**Goal**.
Produce an exact transcription of the listing below, omitting the pictures.

**Data for the task**.

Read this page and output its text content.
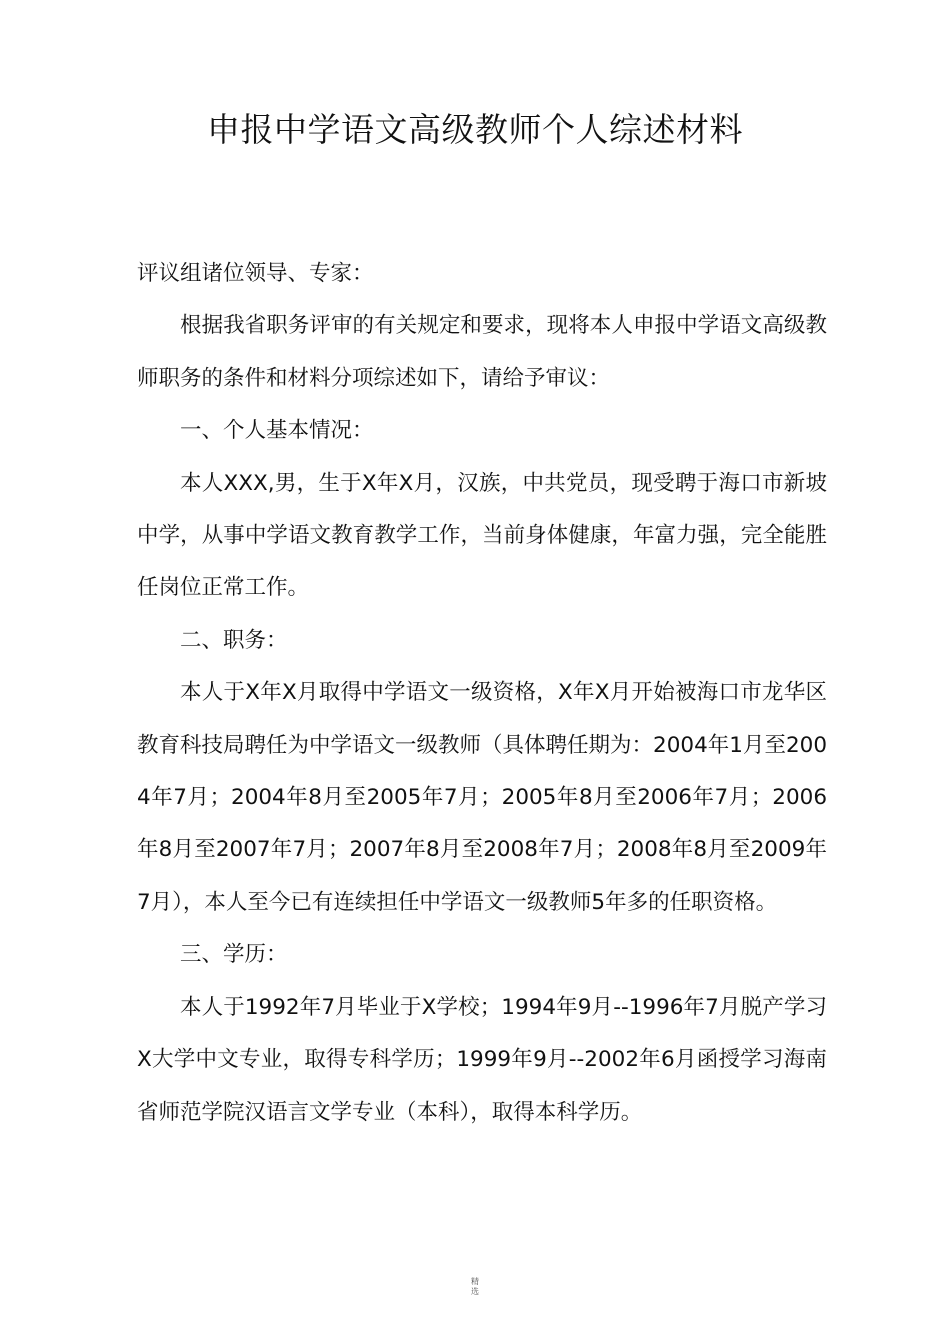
申报中学语文高级教师个人综述材料

评议组诸位领导、专家：

根据我省职务评审的有关规定和要求，现将本人申报中学语文高级教师职务的条件和材料分项综述如下，请给予审议：

一、个人基本情况：

本人XXX,男，生于X年X月，汉族，中共党员，现受聘于海口市新坡中学，从事中学语文教育教学工作，当前身体健康，年富力强，完全能胜任岗位正常工作。

二、职务：

本人于X年X月取得中学语文一级资格，X年X月开始被海口市龙华区教育科技局聘任为中学语文一级教师（具体聘任期为：2004年1月至2004年7月；2004年8月至2005年7月；2005年8月至2006年7月；2006年8月至2007年7月；2007年8月至2008年7月；2008年8月至2009年7月），本人至今已有连续担任中学语文一级教师5年多的任职资格。

三、学历：

本人于1992年7月毕业于X学校；1994年9月--1996年7月脱产学习X大学中文专业，取得专科学历；1999年9月--2002年6月函授学习海南省师范学院汉语言文学专业（本科），取得本科学历。

精
选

**Expected answer**.
Read this page and output its text content.
申报中学语文高级教师个人综述材料

评议组诸位领导、专家：

根据我省职务评审的有关规定和要求，现将本人申报中学语文高级教师职务的条件和材料分项综述如下，请给予审议：

一、个人基本情况：

本人XXX,男，生于X年X月，汉族，中共党员，现受聘于海口市新坡中学，从事中学语文教育教学工作，当前身体健康，年富力强，完全能胜任岗位正常工作。

二、职务：

本人于X年X月取得中学语文一级资格，X年X月开始被海口市龙华区教育科技局聘任为中学语文一级教师（具体聘任期为：2004年1月至2004年7月；2004年8月至2005年7月；2005年8月至2006年7月；2006年8月至2007年7月；2007年8月至2008年7月；2008年8月至2009年7月），本人至今已有连续担任中学语文一级教师5年多的任职资格。

三、学历：

本人于1992年7月毕业于X学校；1994年9月--1996年7月脱产学习X大学中文专业，取得专科学历；1999年9月--2002年6月函授学习海南省师范学院汉语言文学专业（本科），取得本科学历。

精
选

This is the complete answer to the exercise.